Count lines, not occurrences: give the number of lines holding the word "INFRAESTRUTURA", and nothing besides.

■ DATASET EXTRACT ■
** BEGIN **

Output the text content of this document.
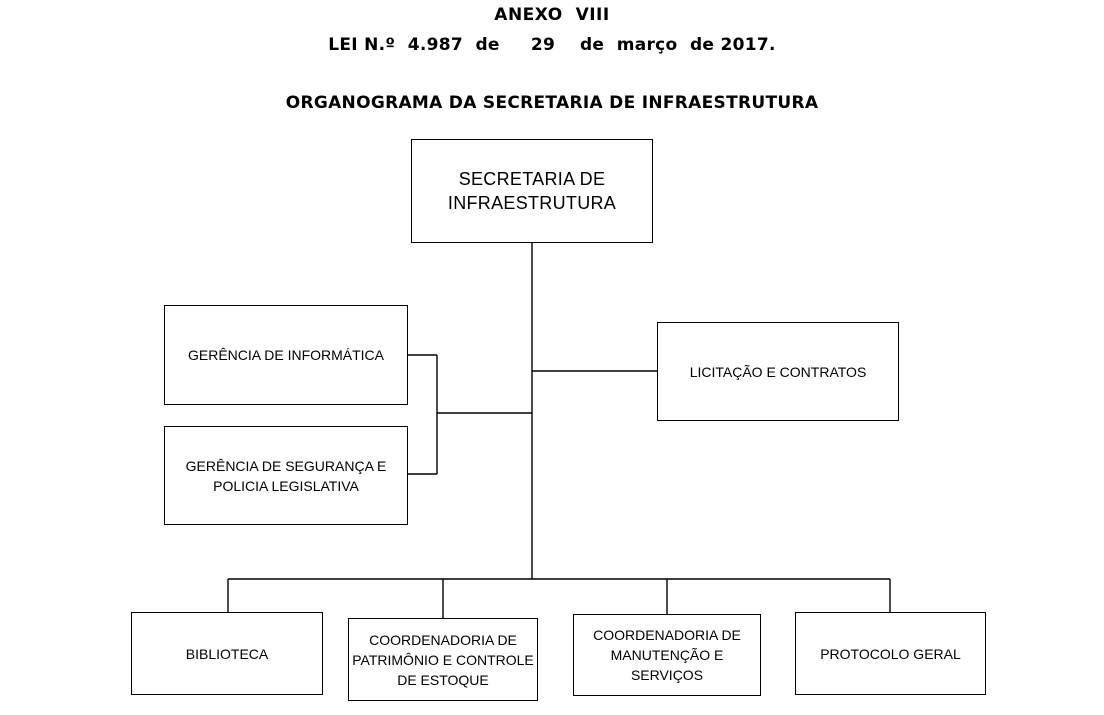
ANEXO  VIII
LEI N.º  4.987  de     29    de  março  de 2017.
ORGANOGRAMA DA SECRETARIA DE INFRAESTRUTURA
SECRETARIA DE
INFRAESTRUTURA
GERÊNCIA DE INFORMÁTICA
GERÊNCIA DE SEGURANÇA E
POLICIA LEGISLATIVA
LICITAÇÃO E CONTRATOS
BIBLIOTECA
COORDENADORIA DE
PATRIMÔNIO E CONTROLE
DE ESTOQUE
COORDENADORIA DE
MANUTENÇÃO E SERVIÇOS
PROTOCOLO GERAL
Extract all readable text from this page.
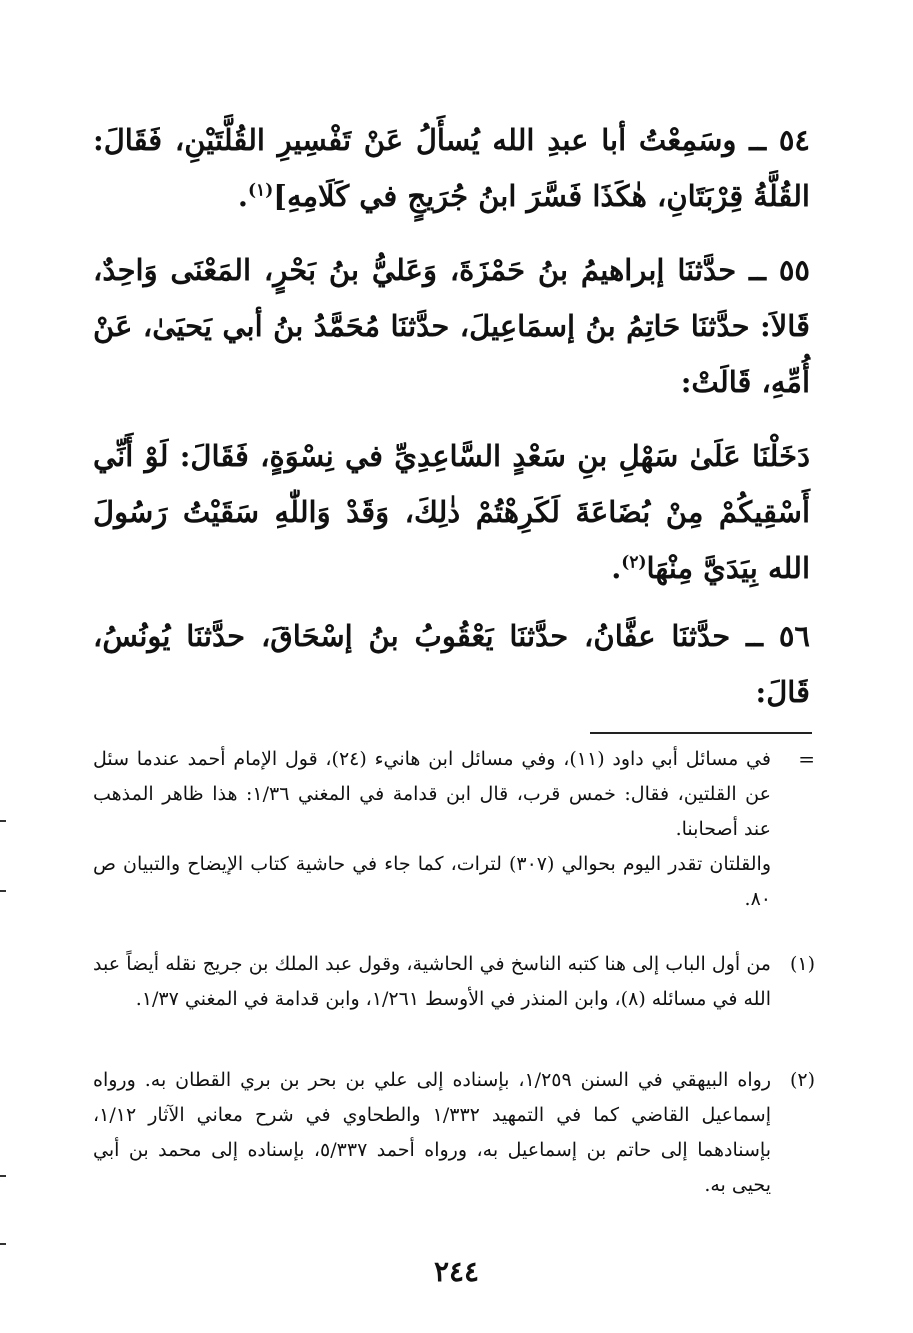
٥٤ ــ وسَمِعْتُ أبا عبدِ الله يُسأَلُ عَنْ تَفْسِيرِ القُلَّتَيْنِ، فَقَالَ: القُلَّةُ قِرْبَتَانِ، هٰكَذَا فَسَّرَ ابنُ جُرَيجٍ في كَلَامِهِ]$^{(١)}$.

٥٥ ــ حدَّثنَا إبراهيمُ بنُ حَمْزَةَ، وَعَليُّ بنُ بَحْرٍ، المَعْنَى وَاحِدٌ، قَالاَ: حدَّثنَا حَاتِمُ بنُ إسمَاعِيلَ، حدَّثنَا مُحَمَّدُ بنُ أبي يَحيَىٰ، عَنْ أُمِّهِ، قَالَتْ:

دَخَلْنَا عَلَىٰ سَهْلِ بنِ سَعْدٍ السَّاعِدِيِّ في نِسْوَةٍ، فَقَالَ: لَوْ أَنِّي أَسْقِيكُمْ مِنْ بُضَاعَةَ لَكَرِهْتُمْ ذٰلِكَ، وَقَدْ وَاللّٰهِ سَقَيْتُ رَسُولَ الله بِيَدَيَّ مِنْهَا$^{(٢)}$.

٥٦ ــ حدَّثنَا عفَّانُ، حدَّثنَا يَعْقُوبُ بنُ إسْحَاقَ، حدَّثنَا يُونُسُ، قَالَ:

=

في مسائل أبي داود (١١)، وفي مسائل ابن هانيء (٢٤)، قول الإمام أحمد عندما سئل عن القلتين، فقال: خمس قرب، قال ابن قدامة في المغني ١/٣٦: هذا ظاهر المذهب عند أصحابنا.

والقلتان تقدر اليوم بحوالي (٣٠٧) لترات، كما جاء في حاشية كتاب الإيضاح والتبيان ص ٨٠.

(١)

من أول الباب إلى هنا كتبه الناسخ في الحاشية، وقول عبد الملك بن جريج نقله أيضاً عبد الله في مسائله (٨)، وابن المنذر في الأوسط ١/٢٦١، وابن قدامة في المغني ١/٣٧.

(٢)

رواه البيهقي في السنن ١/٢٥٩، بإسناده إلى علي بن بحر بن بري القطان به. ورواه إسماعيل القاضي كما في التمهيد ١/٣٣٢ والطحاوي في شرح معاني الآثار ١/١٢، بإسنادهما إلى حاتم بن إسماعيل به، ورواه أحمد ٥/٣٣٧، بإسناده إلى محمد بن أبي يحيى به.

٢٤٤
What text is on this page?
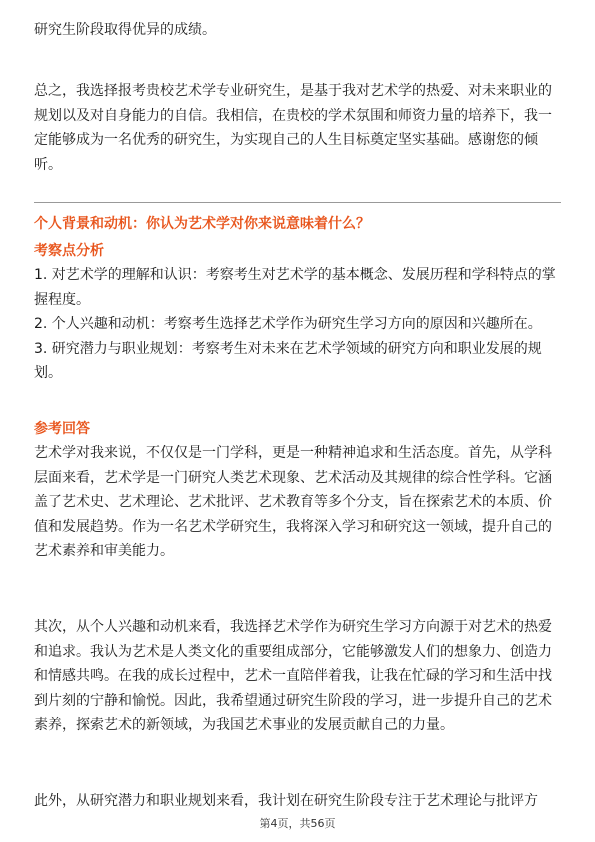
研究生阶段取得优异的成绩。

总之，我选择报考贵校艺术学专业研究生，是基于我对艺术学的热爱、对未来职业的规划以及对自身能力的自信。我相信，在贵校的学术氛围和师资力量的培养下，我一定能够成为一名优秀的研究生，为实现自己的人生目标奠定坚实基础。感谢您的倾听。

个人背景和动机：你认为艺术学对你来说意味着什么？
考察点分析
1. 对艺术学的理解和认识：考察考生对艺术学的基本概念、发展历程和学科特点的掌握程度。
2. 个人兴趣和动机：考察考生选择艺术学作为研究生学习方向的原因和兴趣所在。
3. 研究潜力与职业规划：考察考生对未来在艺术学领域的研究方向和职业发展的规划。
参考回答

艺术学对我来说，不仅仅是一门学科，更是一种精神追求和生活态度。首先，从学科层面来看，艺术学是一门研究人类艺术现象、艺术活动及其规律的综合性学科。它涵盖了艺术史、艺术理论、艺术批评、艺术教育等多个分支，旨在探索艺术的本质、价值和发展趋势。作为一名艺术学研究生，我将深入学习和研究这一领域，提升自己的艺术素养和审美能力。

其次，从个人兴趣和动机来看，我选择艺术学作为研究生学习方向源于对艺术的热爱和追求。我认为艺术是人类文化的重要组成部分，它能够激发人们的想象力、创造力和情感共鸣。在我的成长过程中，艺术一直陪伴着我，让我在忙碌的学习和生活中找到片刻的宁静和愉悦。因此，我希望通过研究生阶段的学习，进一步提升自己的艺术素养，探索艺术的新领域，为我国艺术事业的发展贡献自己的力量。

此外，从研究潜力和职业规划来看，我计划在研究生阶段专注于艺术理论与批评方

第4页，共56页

** END **
** BEGIN **

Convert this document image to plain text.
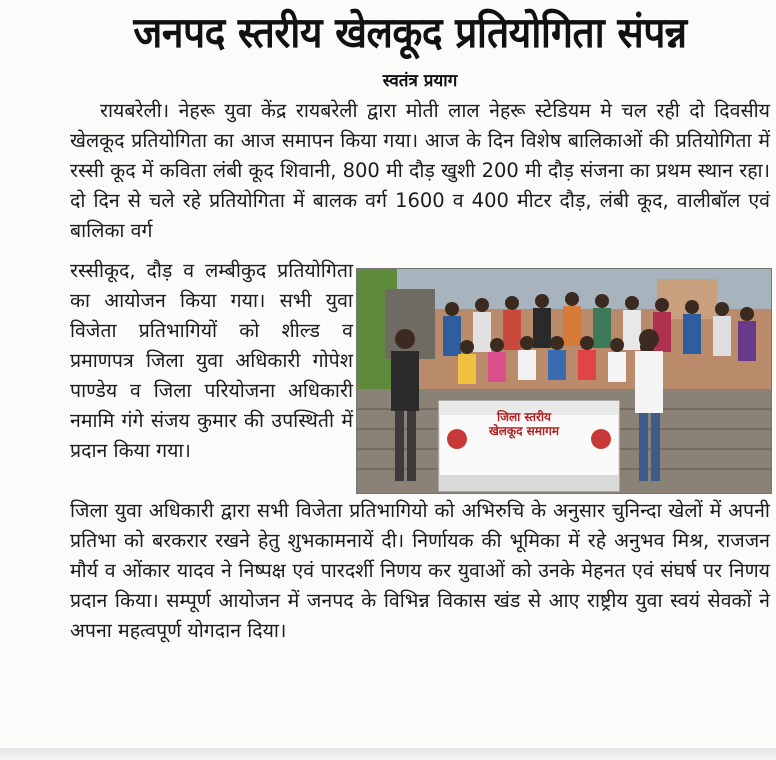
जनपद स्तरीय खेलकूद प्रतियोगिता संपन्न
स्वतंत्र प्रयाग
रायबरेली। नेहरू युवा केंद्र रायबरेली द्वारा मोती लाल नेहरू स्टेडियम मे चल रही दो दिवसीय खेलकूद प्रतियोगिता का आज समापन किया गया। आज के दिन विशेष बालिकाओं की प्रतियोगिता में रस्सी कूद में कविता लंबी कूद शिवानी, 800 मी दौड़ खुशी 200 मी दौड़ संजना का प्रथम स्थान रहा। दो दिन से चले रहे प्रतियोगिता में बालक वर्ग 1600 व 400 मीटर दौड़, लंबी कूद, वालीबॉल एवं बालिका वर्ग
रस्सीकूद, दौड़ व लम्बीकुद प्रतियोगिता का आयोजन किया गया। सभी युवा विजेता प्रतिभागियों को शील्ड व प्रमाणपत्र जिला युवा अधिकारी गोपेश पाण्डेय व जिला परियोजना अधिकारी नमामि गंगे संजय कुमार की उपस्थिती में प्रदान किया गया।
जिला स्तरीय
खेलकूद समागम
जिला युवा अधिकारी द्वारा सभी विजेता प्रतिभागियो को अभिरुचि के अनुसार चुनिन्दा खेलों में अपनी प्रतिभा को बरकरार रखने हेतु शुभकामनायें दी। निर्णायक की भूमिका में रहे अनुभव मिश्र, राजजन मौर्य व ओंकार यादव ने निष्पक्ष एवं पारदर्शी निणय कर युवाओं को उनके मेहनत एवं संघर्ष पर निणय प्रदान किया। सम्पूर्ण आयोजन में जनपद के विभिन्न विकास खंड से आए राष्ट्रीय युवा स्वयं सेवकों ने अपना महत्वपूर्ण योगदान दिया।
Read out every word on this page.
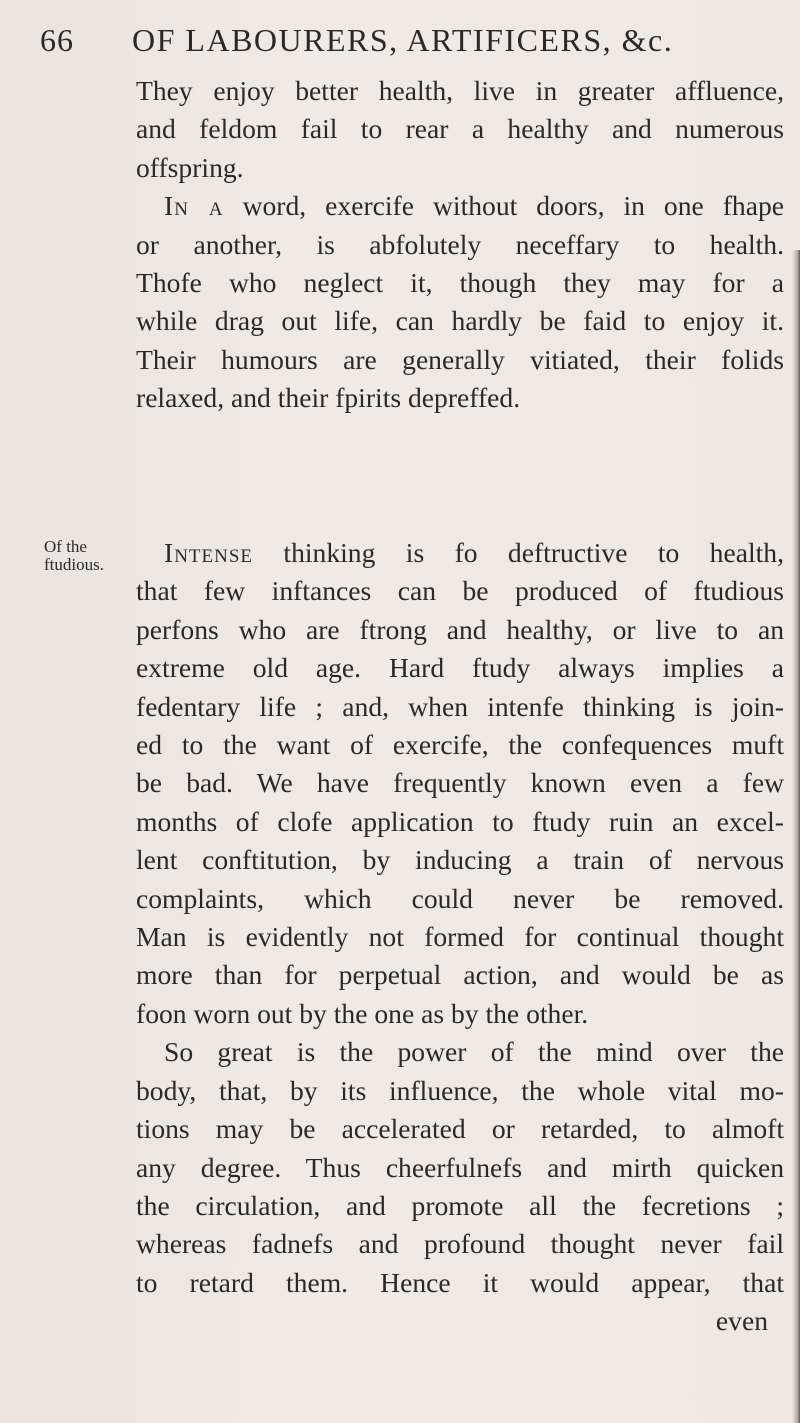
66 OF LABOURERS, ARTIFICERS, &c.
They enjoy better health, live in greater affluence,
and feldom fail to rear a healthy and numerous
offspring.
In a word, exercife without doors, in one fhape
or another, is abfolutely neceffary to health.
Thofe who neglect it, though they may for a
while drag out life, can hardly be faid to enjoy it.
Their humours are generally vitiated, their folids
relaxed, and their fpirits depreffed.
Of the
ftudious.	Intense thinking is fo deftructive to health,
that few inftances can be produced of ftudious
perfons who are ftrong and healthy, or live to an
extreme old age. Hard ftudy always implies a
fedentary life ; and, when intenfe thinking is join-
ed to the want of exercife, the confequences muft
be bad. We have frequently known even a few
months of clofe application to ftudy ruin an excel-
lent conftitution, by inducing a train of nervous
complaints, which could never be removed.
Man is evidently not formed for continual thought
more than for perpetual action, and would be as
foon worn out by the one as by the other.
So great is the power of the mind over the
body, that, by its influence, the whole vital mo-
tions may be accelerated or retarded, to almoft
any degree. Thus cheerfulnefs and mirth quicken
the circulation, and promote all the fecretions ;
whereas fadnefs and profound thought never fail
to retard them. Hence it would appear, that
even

** END **

■ EXERCISE SOLUTION ■
2